**Yönerge ve koşullar**
Aşağıdaki harf devrimi metnini, gösterilen son dizeden sonra kaldığı yerden alıp sürdürün.

**Metinden bölüm**

|---|

Ardından bu iki nedeni de yeni harflerin varlık nedeni saymıştı:
“Türkçenin Arap harfleriyle deyimlendirilemeyişi, eski yazının zor öğrenilmesi…”
Bu halk toplantısında şu ünlü sözlerini de söylemiştir.
***
“Bir milletin yüzde onu, yirmisi okuma yazma bilir,
Yüzde sekseni doksanı bilmezse, bu ayıptır.
Bundan insan olanların utanması lâzımdır…
Bu millet utanmak için yaratılmış bir millet değildir,
İftihar etmek için yaratılmış, tarihini iftiharlarla doldurmuş bir millettir…”

***
1 Kasım 1928 yılında Türkiye Büyük Millet Meclisi’nin açılışında,
Ulusumuza, “Büyük Türk Milleti” diye seslenmişti:
“Büyük Türk Milleti cehaletten, az emekle, kısa yoldan,
Ancak kendi güzel soylu diline kolay uyan böyle bir araçla sıyrılabilir.”
demişti.
***
Yeni harflerle yazmaya hızlı başlanmasına karşı çıkanlara:
“Yeni Türk alfabesini ve imlâ kaidelerini güzelce öğrenmek ve öğretmek lâzımdır.
Bunun için senelere ihtiyaç yoktur.
Benim şahsen kuvvet ve kudretim,
Halkın bana gösterdiği emniyet ve itimattan ibarettir.”

Diyerek, her yaptığını halka dayandırmıştır.
***
Millet Mektepleri açıldı, ülkemizin her köşesi okul oldu bundan sonra.
Karatahta başında, elinde tebeşir, başöğretmenlik yaptı Atatürk.
Sırasıyla dolaştı, yurdumuzun köşe bucağını, “Başöğretmen” oldu:
Bursa’da, Çanakkale’de, Sinop’ta, Samsun’da, Sivas’ta, Kayseri’de…
***
Tekirdağ’da şöyle bir olayı anlatırlar.
Sarıklı bir hocaya “Vettîni vezneytûhî…” ayetini yazdırmış,
Bu ayetin Arap harfleriyle ,
Hareke (Arapça ses işaretleri)yazılmadan okunmayacağını göstermiş,
Ardından ayeti yeni Türk harfleriyle yazdırmıştı:
“Görüyorsun Hoca efendi, bu harflerin şeddesi, meddesi yok,
Hem bak, ne kadar kolay ve yanlışsız okunuyor.

|---|

**Verilen bilgiler**
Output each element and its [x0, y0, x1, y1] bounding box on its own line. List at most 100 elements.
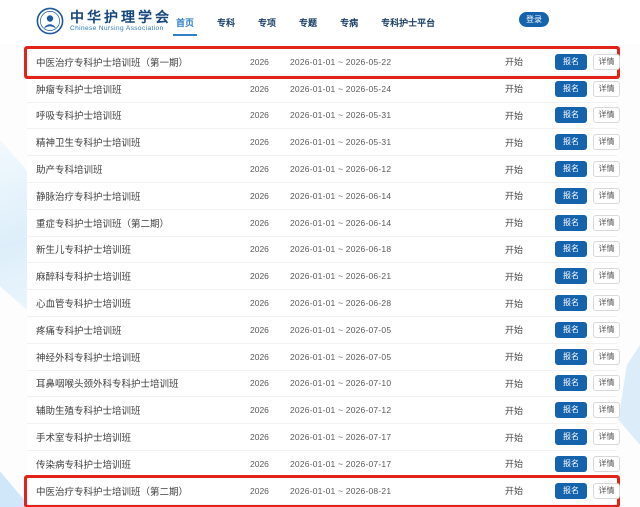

|---|

**Yanıt aşağıda**
Biz işte bunu düşünerek ve Garp âsarını da(Batı edebiyatı) kolayca öğrenebilmek için,
Bütün cihana lisanımızı kolayca öğretebilmek için…
Bu harfleri kabul ediyoruz.”
demişti.
***
Sinop’ta yaşanan şu olayı da hep anlatırlar:
Yatılı okul bahçesinde toplanılmıştı.
Başöğretmen Atatürk. a,e,ı,i,o,ö,u,ü sesli harflerini öğretiyordu.
Bu sesleri okuttu, yazdırdı, herkesi imtihan etti.
Halkı, öğretmenleri, memurları, orada bulunanları…
Atatürk, bir ara en önde duran birine,”Sen gel bakalım!” dedi.
***
“Adın ne?” “Bekir Paşam!”
“Ne iş yaparsın?” “Arabacıyım Paşam!”
“Okuman yazman var mı?””Yok Paşam!” Senden öğrenmeye geldim!”
***
Atatürk okuması yazması olmayan arabacı Bekir’e, harfleri öğretti.
Eline tebeşir verdi. Önce “A” ile başladı, seslileri yazdırdı.
Sonra “T” harfini belletti. Önüne “a “ yazdı oldu: ”At”.
Sonuna “o” yazdı, oldu: “Ot.” Bekir Ağa, bunu okudu yazdı.
Yarım saatte belledi Türk alfabesinin esaslarını, yapısını.
***
Millet mektepleriyle, halkla bütünleşti aydınlar.
Her köşede okuma yazmayı öğretmeye derslikler açtılar…
Dil Kurultaylarında,Türk dilinin bir anadil olduğunu,
İlk medeniyetin Türkler tarafından Orta Asya’dan yayıldığını
Hint- Avrupa dilleriyle de ilgisini
dünyaya açıkladılar…
***
Atatürk hiç ara vermeden, durmaksızın dil üzerinde çalıştı.
Din adamlarının dillerinde de sadeleştirmeye girişti.
Türkçe ibadet dili, zamanla Arapça olmuştu,
Halk din adamlarının ne dediğini bilmezdi.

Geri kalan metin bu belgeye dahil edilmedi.